**EXERCISE INSTRUCTIONS**
From the thread below on using grayscale images with pre-trained CNNs, list every distinct name in its code that begins with the prefix "tf.".

═══ EXTRACT TO READ

I have a dataset containing grayscale images and I want to train a state-of-the-art CNN on them. I\'d very much like to fine-tune a pre-trained model (like the ones here).
The model's architecture cannot be changed because the weights have been trained for a specific input configuration. Replacing the first layer with your own would pretty much render the rest of the weights useless.
-- Edit: elaboration suggested by Prune--
CNNs are built so that as they go deeper, they can extract high-level features derived from the lower-level features that the previous layers extracted. By removing the initial layers of a CNN, you are destroying that hierarchy of features because the subsequent layers won't receive the features that they are supposed to as their input. In your case the second layer has been trained to expect the features of the first layer. By replacing your first layer with random weights, you are essentially throwing away any training that has been done on the subsequent layers, as they would need to be retrained. I doubt that they could retain any of the knowledge learned during the initial training.
--- end edit ---
There is an easy way, though, which you can make your model work with grayscale images. You just need to make the image to appear to be RGB. The easiest way to do so is to repeat the image array 3 times on a new dimension. Because you will have the same image over all 3 channels, the performance of the model should be the same as it was on RGB images.
In numpy this can be easily done like this:
print(grayscale_batch.shape) # (64, 224, 224)
rgb_batch = np.repeat(grayscale_batch[..., np.newaxis], 3, -1)
print(rgb_batch.shape) # (64, 224, 224, 3)
The way this works is that it first creates a new dimension (to place the channels) and then it repeats the existing array 3 times on this new dimension.
I'm also pretty sure that keras' ImageDataGenerator can load grayscale images as RGB.
why not try to convert a grayscale image to a RGB image?
tf.image.grayscale_to_rgb(
images,
name=None
)
I faced the same problem while working with VGG16 along with gray-scale images. I solved this problem like follows:
Let's say our training images are in train_gray_images
, each row containing the unrolled gray scale image intensities. So if we directly pass it to fit function it will create an error as the fit function is expecting a 3 channel (RGB)
image data-set instead of gray-scale data set. So before passing to fit function do the following:
Create a dummy RGB
image data set just like the gray scale data set with the same shape (here dummy_RGB_image
). The only difference is here we are using the number of the channel is 3.
dummy_RGB_images = np.ndarray(shape=(train_gray_images.shape[0], train_gray_images.shape[1], train_gray_images.shape[2], 3), dtype= np.uint8)
Therefore just copy the whole data-set 3 times to each of the channels of the "dummy_RGB_images". (Here the dimensions are [no_of_examples, height, width, channel])
dummy_RGB_images[:, :, :, 0] = train_gray_images[:, :, :, 0]
dummy_RGB_images[:, :, :, 1] = train_gray_images[:, :, :, 0]
dummy_RGB_images[:, :, :, 2] = train_gray_images[:, :, :, 0]
Finally pass the dummy_RGB_images
instead of the gray scale data-set, like:
model.fit(dummy_RGB_images,...)
Dropping the input layer will not work out. This will cause that the all following layers will suffer.
What you can do is Concatenate 3 black and white images together to expand your color dimension.
img_input = tf.keras.layers.Input(shape=(img_size_target, img_size_target,1))
img_conc = tf.keras.layers.Concatenate()([img_input, img_input, img_input])
model = ResNet50(include_top=True, weights='imagenet', input_tensor=img_conc)
You can use OpenCV to convert GrayScale to RGB.
cv2.cvtColor(image, cv2.COLOR_GRAY2RGB)
When you add the Resnet to model, you should input the input_shape in Resnet definition like
model = ResNet50(include_top=True,input_shape=(256,256,1))
.

══════
═══ DATA LINES

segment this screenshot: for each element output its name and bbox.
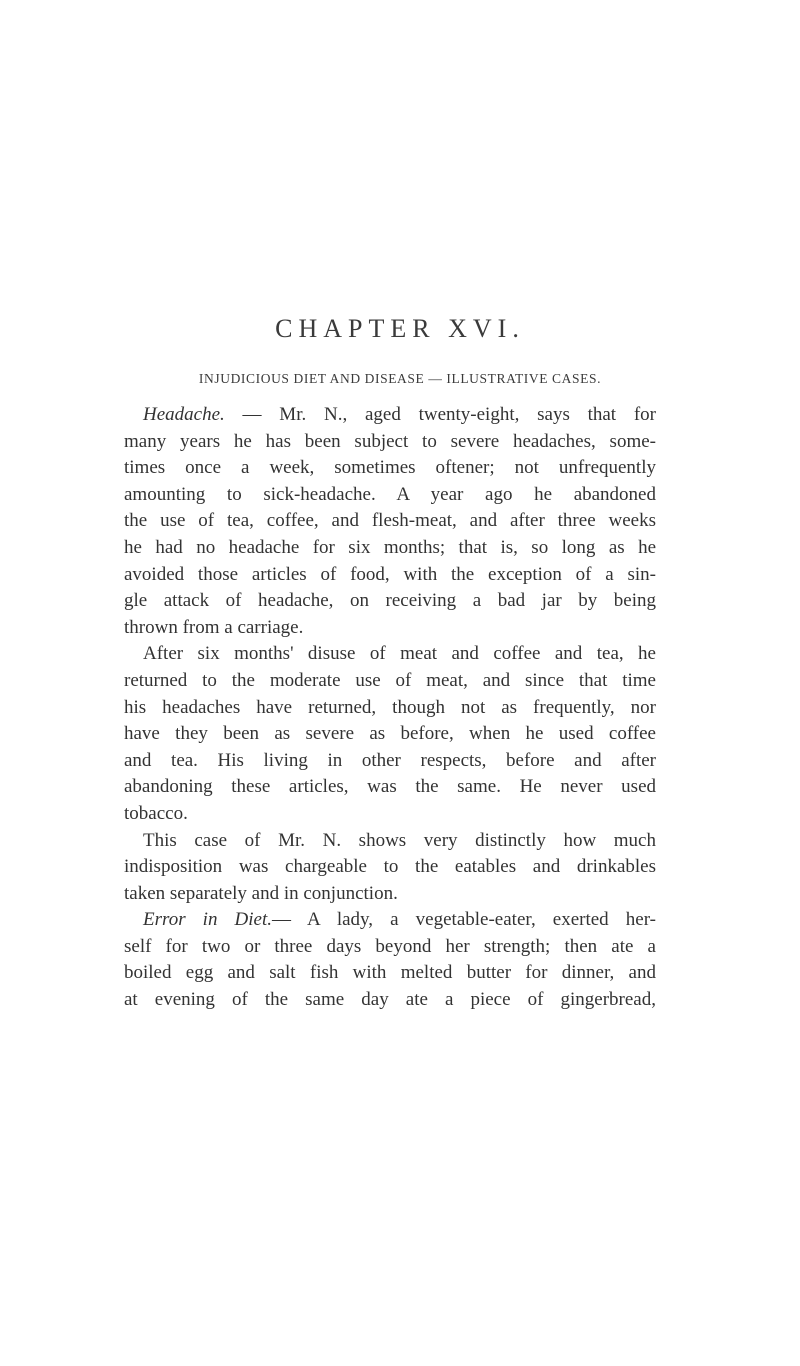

══════

**REPLY TO THE TASK**
- tf.image.grayscale_to_rgb
- tf.keras.layers.Input
- tf.keras.layers.Concatenate